TASK STATEMENT:
Below is the data. Give it again, complete and exact.

Extracted records:

◇ ◇ ◇ ◇ ◇ ◇ ◇

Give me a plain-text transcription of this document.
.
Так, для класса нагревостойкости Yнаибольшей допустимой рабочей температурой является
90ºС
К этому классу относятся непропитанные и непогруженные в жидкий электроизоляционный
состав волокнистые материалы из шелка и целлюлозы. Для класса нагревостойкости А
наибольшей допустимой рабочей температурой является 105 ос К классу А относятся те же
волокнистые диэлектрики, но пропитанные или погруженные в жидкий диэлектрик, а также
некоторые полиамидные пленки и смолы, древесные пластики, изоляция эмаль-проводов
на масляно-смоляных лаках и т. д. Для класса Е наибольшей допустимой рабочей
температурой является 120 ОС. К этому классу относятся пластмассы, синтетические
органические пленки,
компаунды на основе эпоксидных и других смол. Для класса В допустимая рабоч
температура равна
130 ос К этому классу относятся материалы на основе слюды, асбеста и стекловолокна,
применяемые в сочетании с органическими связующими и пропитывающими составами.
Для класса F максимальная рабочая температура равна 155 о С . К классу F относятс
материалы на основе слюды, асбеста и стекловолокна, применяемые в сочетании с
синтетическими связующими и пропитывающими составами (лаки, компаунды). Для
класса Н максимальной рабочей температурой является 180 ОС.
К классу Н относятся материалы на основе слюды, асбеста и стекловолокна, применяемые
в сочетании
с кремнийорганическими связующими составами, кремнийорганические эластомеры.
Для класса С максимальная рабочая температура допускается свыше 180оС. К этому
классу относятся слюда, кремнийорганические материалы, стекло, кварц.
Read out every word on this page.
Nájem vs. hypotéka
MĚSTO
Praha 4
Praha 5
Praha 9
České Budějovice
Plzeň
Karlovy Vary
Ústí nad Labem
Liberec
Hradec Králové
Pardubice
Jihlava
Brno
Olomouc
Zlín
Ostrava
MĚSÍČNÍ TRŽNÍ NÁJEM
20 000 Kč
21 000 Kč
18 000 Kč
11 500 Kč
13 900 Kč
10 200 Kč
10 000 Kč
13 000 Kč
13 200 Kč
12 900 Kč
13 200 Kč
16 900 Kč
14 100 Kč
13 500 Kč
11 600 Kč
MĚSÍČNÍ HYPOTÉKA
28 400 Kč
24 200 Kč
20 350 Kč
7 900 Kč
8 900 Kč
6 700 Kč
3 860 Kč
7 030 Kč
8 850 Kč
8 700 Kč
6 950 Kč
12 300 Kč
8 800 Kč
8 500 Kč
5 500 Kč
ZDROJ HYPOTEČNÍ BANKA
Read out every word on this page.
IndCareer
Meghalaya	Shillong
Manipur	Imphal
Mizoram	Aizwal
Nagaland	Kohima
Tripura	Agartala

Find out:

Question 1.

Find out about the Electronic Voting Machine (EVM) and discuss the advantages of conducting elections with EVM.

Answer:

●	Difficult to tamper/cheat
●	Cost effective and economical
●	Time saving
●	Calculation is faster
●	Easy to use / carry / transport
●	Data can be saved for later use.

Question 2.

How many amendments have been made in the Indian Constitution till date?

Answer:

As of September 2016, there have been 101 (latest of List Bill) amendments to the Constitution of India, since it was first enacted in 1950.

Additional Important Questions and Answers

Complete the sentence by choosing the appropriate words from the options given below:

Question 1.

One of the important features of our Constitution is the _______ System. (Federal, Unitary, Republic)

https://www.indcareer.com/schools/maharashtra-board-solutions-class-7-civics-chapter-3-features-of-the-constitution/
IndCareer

◇ ◇ ◇ ◇ ◇ ◇ ◇

THE SOLUTION:
Give me a plain-text transcription of this document.
.
Так, для класса нагревостойкости Yнаибольшей допустимой рабочей температурой является
90ºС
К этому классу относятся непропитанные и непогруженные в жидкий электроизоляционный
состав волокнистые материалы из шелка и целлюлозы. Для класса нагревостойкости А
наибольшей допустимой рабочей температурой является 105 ос К классу А относятся те же
волокнистые диэлектрики, но пропитанные или погруженные в жидкий диэлектрик, а также
некоторые полиамидные пленки и смолы, древесные пластики, изоляция эмаль-проводов
на масляно-смоляных лаках и т. д. Для класса Е наибольшей допустимой рабочей
температурой является 120 ОС. К этому классу относятся пластмассы, синтетические
органические пленки,
компаунды на основе эпоксидных и других смол. Для класса В допустимая рабоч
температура равна
130 ос К этому классу относятся материалы на основе слюды, асбеста и стекловолокна,
применяемые в сочетании с органическими связующими и пропитывающими составами.
Для класса F максимальная рабочая температура равна 155 о С . К классу F относятс
материалы на основе слюды, асбеста и стекловолокна, применяемые в сочетании с
синтетическими связующими и пропитывающими составами (лаки, компаунды). Для
класса Н максимальной рабочей температурой является 180 ОС.
К классу Н относятся материалы на основе слюды, асбеста и стекловолокна, применяемые
в сочетании
с кремнийорганическими связующими составами, кремнийорганические эластомеры.
Для класса С максимальная рабочая температура допускается свыше 180оС. К этому
классу относятся слюда, кремнийорганические материалы, стекло, кварц.
Read out every word on this page.
Nájem vs. hypotéka
MĚSTO
Praha 4
Praha 5
Praha 9
České Budějovice
Plzeň
Karlovy Vary
Ústí nad Labem
Liberec
Hradec Králové
Pardubice
Jihlava
Brno
Olomouc
Zlín
Ostrava
MĚSÍČNÍ TRŽNÍ NÁJEM
20 000 Kč
21 000 Kč
18 000 Kč
11 500 Kč
13 900 Kč
10 200 Kč
10 000 Kč
13 000 Kč
13 200 Kč
12 900 Kč
13 200 Kč
16 900 Kč
14 100 Kč
13 500 Kč
11 600 Kč
MĚSÍČNÍ HYPOTÉKA
28 400 Kč
24 200 Kč
20 350 Kč
7 900 Kč
8 900 Kč
6 700 Kč
3 860 Kč
7 030 Kč
8 850 Kč
8 700 Kč
6 950 Kč
12 300 Kč
8 800 Kč
8 500 Kč
5 500 Kč
ZDROJ HYPOTEČNÍ BANKA
Read out every word on this page.
IndCareer
Meghalaya	Shillong
Manipur	Imphal
Mizoram	Aizwal
Nagaland	Kohima
Tripura	Agartala

Find out:

Question 1.

Find out about the Electronic Voting Machine (EVM) and discuss the advantages of conducting elections with EVM.

Answer:

●	Difficult to tamper/cheat
●	Cost effective and economical
●	Time saving
●	Calculation is faster
●	Easy to use / carry / transport
●	Data can be saved for later use.

Question 2.

How many amendments have been made in the Indian Constitution till date?

Answer:

As of September 2016, there have been 101 (latest of List Bill) amendments to the Constitution of India, since it was first enacted in 1950.

Additional Important Questions and Answers

Complete the sentence by choosing the appropriate words from the options given below:

Question 1.

One of the important features of our Constitution is the _______ System. (Federal, Unitary, Republic)

https://www.indcareer.com/schools/maharashtra-board-solutions-class-7-civics-chapter-3-features-of-the-constitution/
IndCareer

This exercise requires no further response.